(Instructions for the task):
Copy each line below that contains "ylabel".

(Record extracts):
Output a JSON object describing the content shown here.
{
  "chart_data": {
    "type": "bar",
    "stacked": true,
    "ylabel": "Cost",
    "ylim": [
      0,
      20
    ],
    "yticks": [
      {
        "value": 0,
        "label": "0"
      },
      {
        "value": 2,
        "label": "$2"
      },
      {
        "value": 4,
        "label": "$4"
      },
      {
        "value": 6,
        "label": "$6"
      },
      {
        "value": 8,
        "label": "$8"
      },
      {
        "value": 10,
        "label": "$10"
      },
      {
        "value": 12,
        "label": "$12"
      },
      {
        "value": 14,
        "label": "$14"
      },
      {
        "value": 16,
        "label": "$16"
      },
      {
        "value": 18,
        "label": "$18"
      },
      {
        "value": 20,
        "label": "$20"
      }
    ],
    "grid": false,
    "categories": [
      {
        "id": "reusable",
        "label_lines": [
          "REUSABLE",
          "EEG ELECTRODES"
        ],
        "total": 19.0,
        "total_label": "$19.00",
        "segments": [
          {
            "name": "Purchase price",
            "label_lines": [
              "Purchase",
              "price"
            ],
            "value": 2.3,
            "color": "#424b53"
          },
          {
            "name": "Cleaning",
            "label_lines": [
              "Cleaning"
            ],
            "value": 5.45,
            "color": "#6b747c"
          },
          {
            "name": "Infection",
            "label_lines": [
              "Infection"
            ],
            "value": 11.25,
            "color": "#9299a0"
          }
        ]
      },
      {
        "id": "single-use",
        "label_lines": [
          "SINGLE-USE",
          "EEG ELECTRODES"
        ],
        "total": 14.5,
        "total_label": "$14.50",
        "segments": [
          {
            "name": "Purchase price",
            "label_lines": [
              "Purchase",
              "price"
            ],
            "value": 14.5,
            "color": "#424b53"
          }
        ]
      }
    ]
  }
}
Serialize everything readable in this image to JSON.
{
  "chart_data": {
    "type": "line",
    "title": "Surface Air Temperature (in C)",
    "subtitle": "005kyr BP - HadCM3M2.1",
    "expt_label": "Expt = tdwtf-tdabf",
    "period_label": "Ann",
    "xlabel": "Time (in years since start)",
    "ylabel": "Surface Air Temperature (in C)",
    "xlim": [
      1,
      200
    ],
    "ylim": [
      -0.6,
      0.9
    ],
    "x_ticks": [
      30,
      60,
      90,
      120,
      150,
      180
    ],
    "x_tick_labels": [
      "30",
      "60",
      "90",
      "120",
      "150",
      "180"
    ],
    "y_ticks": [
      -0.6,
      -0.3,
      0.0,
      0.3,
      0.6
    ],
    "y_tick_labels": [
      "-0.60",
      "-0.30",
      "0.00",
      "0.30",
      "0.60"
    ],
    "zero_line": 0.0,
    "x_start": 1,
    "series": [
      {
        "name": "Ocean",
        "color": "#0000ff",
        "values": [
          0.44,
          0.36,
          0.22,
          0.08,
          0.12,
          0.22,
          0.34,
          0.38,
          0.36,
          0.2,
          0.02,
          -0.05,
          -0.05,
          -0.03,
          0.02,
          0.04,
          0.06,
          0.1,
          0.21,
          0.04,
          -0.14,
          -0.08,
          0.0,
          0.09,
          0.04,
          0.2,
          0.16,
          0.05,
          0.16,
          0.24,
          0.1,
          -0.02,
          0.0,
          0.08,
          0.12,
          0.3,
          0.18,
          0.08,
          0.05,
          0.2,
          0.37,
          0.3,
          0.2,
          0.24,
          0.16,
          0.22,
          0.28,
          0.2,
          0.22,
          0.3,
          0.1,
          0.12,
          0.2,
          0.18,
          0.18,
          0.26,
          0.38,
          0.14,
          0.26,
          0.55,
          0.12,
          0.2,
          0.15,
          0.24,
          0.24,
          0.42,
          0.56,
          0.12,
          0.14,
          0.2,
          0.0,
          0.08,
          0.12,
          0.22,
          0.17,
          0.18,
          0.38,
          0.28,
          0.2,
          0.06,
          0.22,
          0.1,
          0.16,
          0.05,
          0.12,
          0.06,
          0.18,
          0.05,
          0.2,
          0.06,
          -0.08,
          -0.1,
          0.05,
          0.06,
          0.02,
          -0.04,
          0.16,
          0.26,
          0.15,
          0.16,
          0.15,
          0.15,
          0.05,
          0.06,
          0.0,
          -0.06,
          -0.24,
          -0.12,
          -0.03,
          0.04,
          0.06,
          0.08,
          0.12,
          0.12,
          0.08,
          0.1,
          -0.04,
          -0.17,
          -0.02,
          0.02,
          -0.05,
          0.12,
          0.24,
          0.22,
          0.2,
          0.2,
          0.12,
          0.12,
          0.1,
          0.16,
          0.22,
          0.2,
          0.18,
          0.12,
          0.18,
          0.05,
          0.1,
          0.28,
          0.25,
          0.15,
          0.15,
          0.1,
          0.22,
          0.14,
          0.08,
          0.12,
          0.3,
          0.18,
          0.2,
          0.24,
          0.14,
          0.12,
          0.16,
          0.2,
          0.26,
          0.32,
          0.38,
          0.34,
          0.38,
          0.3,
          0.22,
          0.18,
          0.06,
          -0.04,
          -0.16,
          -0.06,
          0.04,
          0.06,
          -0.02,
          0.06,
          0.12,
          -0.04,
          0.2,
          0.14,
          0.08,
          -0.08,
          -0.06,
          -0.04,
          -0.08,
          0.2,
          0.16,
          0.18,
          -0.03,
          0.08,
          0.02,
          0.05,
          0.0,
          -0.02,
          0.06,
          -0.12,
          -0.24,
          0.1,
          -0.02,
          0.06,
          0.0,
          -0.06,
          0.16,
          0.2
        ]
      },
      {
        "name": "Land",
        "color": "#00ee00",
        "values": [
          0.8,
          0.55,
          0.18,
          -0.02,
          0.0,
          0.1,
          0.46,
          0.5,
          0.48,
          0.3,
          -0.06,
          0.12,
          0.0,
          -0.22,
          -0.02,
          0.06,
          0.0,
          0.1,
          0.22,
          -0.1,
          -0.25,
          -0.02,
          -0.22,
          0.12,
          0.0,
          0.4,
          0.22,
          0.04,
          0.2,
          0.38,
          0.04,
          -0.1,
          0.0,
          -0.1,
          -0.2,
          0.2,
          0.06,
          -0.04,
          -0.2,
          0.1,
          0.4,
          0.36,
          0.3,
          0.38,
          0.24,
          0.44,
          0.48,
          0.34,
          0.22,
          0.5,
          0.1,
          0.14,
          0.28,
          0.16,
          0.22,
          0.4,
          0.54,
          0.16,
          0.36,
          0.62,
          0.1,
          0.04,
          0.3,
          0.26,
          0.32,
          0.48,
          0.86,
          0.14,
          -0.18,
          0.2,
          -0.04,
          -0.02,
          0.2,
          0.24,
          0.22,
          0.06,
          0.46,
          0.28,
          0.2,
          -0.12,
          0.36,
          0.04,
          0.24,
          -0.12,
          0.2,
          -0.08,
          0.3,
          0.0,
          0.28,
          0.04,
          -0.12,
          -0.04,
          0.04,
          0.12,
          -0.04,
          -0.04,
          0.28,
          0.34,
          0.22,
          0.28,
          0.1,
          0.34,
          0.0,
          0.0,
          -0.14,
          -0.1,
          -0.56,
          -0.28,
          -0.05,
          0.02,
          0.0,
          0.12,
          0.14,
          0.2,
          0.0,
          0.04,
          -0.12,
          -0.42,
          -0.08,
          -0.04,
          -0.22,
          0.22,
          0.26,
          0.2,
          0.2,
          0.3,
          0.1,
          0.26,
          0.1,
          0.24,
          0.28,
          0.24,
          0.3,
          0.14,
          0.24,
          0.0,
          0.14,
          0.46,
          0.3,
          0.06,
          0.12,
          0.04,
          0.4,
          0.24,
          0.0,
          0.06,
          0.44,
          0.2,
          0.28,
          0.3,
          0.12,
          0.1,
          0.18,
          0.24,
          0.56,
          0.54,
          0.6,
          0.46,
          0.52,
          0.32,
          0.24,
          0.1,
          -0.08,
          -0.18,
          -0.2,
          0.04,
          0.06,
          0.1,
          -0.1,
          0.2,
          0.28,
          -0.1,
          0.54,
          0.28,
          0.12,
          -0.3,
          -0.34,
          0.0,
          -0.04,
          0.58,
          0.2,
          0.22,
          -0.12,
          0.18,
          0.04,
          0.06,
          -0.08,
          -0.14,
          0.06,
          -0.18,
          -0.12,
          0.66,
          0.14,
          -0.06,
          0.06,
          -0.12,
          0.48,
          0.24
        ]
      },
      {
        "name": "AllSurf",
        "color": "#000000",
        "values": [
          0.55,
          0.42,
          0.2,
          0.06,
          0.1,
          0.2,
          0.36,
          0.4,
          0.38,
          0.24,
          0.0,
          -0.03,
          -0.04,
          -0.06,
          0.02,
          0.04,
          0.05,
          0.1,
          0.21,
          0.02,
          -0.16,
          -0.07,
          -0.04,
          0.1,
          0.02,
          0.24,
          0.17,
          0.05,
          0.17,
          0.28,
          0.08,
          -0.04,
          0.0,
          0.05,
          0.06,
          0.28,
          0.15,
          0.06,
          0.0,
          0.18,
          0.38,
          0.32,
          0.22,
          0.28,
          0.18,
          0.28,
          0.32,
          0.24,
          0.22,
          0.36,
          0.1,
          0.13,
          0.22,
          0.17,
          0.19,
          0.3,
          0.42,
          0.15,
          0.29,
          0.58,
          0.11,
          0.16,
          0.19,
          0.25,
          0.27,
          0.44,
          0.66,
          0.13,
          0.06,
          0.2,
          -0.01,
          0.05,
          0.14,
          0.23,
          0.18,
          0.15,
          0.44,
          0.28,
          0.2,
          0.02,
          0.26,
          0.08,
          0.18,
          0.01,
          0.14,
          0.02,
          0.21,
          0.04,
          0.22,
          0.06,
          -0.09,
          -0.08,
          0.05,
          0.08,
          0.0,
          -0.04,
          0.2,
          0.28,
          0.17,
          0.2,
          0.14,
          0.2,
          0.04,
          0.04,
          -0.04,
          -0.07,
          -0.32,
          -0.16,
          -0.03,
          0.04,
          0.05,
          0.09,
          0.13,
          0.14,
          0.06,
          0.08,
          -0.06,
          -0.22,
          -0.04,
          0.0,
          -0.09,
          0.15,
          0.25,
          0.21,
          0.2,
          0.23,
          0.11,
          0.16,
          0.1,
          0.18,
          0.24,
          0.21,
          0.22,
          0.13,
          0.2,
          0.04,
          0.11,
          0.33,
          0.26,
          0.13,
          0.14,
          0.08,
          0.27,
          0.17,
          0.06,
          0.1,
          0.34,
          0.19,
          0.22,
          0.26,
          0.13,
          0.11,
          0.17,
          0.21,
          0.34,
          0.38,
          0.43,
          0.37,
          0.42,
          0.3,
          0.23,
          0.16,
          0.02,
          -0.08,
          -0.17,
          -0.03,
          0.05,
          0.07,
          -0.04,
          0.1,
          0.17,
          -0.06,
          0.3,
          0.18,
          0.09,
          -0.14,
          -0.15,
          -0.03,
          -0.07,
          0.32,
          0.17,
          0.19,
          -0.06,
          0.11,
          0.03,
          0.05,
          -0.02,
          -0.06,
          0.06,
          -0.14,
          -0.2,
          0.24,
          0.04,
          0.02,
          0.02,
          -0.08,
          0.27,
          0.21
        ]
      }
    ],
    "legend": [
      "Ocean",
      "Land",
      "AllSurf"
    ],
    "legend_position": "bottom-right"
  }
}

(Problem solution):
    "ylabel": "Cost",
    "ylabel": "Surface Air Temperature (in C)",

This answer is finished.